**Data supplied**
** start **
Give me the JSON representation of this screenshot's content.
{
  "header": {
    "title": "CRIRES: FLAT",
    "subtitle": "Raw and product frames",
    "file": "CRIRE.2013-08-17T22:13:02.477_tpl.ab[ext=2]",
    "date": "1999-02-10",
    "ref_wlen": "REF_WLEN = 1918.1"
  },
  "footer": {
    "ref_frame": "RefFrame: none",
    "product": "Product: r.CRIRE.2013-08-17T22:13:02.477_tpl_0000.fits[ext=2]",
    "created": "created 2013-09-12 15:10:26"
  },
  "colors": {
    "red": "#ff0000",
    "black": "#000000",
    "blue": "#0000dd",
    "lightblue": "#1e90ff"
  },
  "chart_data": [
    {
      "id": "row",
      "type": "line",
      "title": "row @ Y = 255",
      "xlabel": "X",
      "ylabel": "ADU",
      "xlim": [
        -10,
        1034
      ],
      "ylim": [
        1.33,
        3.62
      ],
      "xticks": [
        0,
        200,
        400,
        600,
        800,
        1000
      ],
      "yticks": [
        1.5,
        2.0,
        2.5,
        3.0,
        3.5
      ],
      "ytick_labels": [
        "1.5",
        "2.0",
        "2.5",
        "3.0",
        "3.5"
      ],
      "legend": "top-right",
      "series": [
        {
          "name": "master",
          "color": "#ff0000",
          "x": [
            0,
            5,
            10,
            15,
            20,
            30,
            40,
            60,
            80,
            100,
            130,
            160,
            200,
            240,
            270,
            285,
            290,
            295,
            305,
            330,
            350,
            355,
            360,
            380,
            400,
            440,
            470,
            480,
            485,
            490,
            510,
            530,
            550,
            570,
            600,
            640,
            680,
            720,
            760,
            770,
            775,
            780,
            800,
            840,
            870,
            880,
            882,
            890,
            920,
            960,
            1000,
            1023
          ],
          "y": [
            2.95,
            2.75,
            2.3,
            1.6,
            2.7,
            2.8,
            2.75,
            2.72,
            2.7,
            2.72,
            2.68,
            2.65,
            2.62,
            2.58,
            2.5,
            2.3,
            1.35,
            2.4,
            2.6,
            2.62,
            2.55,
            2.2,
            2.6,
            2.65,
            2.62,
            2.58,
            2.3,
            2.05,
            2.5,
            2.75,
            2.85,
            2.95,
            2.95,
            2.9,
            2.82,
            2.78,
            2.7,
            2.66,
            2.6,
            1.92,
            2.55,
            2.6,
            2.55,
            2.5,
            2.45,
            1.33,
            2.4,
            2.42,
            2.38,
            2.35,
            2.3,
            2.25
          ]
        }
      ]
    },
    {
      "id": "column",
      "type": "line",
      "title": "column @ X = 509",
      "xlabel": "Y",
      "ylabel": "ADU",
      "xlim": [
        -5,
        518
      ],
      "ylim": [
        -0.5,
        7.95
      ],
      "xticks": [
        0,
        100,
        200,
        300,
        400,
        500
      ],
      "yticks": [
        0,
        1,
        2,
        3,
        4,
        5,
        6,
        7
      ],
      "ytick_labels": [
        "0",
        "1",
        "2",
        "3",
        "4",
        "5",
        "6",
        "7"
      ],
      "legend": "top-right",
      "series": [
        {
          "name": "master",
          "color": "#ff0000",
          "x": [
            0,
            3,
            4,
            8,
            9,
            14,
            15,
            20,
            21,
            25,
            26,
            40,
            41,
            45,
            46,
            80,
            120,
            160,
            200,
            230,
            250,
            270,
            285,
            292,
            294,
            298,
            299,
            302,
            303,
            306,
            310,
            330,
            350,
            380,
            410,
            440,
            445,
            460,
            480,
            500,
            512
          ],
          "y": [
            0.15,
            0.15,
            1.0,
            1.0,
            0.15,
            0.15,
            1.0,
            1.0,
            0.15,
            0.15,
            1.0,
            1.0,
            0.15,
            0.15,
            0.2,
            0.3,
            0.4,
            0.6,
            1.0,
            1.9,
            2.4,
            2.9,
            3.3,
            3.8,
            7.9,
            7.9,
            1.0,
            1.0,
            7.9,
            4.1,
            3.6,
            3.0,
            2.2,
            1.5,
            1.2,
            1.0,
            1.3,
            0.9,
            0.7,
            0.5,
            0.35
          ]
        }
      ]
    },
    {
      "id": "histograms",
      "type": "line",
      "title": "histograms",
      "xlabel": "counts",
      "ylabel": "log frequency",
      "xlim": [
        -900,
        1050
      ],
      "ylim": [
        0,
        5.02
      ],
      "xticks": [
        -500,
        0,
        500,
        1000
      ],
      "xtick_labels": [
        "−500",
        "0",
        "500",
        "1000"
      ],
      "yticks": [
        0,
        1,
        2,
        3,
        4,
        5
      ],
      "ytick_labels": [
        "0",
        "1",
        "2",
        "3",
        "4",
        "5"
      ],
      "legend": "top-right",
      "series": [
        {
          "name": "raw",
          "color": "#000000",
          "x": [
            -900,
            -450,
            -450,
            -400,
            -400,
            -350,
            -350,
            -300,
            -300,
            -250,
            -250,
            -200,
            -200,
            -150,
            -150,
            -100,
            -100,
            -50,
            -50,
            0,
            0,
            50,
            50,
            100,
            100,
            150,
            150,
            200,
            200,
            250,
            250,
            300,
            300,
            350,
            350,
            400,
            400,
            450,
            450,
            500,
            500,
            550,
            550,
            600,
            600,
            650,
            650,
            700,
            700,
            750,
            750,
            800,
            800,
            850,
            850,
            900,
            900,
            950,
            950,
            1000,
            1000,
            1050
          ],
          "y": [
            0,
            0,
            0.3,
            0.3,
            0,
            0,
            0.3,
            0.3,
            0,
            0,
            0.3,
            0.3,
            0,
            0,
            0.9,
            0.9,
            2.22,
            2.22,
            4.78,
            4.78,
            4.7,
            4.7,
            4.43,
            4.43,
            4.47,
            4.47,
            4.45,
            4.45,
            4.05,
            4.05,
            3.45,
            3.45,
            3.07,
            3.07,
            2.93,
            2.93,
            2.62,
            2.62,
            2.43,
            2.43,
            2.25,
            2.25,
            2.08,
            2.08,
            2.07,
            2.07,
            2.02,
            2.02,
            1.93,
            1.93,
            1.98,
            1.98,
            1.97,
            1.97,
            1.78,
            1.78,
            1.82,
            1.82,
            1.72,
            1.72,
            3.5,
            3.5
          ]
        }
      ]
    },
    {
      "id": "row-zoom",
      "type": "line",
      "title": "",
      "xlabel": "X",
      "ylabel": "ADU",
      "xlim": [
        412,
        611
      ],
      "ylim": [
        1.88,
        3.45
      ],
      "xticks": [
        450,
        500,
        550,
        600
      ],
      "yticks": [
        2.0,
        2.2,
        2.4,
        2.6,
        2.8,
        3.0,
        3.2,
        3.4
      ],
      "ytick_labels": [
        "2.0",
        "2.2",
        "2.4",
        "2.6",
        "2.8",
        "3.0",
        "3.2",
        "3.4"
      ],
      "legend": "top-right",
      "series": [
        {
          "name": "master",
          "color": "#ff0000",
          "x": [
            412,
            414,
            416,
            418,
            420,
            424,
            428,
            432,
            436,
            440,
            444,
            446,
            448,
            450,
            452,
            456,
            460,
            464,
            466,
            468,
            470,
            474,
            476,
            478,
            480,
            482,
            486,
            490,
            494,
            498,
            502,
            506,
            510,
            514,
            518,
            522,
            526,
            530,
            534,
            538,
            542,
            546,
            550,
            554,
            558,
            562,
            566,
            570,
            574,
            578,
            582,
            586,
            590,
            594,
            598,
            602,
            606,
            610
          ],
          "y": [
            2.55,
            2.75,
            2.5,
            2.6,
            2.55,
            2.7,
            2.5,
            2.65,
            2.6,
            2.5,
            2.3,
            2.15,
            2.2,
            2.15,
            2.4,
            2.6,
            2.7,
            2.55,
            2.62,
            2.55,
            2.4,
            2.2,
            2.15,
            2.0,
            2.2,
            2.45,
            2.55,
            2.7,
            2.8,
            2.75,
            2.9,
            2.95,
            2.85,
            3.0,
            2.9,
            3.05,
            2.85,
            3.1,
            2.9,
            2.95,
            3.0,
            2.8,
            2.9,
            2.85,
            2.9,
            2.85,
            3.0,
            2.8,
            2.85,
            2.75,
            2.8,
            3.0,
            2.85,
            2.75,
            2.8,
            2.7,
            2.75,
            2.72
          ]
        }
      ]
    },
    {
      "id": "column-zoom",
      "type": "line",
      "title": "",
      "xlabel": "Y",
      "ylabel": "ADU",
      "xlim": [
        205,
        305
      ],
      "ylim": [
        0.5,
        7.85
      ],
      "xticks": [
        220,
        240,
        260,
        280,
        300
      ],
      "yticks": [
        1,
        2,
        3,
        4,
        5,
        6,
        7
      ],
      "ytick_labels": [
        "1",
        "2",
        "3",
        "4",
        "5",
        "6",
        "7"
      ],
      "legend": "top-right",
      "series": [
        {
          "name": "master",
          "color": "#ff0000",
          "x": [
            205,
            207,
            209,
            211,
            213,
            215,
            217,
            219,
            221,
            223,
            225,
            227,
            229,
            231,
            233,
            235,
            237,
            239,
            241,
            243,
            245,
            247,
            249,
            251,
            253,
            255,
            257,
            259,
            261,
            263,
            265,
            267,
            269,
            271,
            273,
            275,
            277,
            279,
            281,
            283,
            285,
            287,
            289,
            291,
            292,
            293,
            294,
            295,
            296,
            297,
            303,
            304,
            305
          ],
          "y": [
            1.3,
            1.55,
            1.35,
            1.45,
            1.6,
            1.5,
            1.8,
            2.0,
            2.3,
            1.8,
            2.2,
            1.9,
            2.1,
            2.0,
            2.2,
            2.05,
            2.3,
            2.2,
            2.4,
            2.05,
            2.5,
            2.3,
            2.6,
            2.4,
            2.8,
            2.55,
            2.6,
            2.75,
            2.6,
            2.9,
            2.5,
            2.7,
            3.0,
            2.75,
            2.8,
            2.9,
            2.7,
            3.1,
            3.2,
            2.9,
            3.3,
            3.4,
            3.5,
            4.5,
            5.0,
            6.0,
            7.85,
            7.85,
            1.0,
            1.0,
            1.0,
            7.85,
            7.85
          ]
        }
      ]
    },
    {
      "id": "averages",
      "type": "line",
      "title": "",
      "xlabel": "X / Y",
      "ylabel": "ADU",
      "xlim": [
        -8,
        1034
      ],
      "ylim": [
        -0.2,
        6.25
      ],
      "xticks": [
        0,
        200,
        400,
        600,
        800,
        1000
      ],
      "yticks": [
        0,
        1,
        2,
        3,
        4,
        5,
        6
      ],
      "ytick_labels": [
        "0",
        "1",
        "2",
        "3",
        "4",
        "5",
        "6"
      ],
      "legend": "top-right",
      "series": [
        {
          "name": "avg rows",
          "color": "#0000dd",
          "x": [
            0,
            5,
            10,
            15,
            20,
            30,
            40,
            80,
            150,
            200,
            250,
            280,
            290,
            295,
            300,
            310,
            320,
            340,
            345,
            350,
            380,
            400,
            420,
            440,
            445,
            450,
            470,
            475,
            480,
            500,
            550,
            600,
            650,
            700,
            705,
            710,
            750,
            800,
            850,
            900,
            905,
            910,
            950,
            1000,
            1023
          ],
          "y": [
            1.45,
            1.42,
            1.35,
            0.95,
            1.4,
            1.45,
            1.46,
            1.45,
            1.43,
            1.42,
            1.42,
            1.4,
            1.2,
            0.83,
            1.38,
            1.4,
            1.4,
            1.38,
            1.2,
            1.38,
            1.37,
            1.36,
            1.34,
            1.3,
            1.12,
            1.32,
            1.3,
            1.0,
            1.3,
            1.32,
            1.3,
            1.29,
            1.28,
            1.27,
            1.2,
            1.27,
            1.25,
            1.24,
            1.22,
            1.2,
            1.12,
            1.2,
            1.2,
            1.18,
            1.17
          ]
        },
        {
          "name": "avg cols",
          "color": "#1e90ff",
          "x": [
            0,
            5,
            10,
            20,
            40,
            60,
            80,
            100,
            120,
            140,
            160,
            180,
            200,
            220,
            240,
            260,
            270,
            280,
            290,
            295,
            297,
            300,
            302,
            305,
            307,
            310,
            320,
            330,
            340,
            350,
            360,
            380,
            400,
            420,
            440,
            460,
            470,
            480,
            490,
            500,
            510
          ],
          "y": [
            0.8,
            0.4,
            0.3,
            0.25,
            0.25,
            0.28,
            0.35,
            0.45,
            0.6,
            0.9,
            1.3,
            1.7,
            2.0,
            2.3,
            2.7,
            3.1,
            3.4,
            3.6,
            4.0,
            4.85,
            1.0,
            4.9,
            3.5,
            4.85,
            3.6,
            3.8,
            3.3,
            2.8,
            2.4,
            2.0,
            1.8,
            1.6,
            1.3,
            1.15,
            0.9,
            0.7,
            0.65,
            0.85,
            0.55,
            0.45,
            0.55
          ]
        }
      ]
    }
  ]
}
** end **
**Exercise description**
Show every line above in which the word "product" occurs.

**Final result**
    "subtitle": "Raw and product frames",
    "product": "Product: r.CRIRE.2013-08-17T22:13:02.477_tpl_0000.fits[ext=2]",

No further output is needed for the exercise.